● **Recorded information**:
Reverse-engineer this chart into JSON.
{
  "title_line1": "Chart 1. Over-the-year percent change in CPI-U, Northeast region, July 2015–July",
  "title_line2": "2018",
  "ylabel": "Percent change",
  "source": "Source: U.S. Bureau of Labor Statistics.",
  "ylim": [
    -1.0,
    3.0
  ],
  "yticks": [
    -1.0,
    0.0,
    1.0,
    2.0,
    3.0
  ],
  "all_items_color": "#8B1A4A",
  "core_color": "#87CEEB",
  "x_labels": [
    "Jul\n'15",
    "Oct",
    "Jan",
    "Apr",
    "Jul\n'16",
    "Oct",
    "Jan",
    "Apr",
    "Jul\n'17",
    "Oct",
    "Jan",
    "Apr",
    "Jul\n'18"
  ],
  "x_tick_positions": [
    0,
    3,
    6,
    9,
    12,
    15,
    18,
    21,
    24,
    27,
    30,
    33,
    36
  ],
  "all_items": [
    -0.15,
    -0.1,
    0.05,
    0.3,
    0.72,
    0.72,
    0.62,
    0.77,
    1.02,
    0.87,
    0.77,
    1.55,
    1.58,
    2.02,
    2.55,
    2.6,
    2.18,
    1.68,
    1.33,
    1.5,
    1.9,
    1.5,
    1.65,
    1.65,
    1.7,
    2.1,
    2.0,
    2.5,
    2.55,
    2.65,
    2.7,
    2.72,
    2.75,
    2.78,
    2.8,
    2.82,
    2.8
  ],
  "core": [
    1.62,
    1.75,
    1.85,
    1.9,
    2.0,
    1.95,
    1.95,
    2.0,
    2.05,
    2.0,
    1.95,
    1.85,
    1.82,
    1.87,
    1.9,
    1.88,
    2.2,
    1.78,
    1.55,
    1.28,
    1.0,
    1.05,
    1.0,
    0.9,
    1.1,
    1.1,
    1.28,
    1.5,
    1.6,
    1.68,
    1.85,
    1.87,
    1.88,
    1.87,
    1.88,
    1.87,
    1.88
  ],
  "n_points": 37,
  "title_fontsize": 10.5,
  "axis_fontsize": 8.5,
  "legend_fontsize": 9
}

● **Work required**: Faithfully transcribe the whole of the data.

● **The completed task**:
Reverse-engineer this chart into JSON.
{
  "title_line1": "Chart 1. Over-the-year percent change in CPI-U, Northeast region, July 2015–July",
  "title_line2": "2018",
  "ylabel": "Percent change",
  "source": "Source: U.S. Bureau of Labor Statistics.",
  "ylim": [
    -1.0,
    3.0
  ],
  "yticks": [
    -1.0,
    0.0,
    1.0,
    2.0,
    3.0
  ],
  "all_items_color": "#8B1A4A",
  "core_color": "#87CEEB",
  "x_labels": [
    "Jul\n'15",
    "Oct",
    "Jan",
    "Apr",
    "Jul\n'16",
    "Oct",
    "Jan",
    "Apr",
    "Jul\n'17",
    "Oct",
    "Jan",
    "Apr",
    "Jul\n'18"
  ],
  "x_tick_positions": [
    0,
    3,
    6,
    9,
    12,
    15,
    18,
    21,
    24,
    27,
    30,
    33,
    36
  ],
  "all_items": [
    -0.15,
    -0.1,
    0.05,
    0.3,
    0.72,
    0.72,
    0.62,
    0.77,
    1.02,
    0.87,
    0.77,
    1.55,
    1.58,
    2.02,
    2.55,
    2.6,
    2.18,
    1.68,
    1.33,
    1.5,
    1.9,
    1.5,
    1.65,
    1.65,
    1.7,
    2.1,
    2.0,
    2.5,
    2.55,
    2.65,
    2.7,
    2.72,
    2.75,
    2.78,
    2.8,
    2.82,
    2.8
  ],
  "core": [
    1.62,
    1.75,
    1.85,
    1.9,
    2.0,
    1.95,
    1.95,
    2.0,
    2.05,
    2.0,
    1.95,
    1.85,
    1.82,
    1.87,
    1.9,
    1.88,
    2.2,
    1.78,
    1.55,
    1.28,
    1.0,
    1.05,
    1.0,
    0.9,
    1.1,
    1.1,
    1.28,
    1.5,
    1.6,
    1.68,
    1.85,
    1.87,
    1.88,
    1.87,
    1.88,
    1.87,
    1.88
  ],
  "n_points": 37,
  "title_fontsize": 10.5,
  "axis_fontsize": 8.5,
  "legend_fontsize": 9
}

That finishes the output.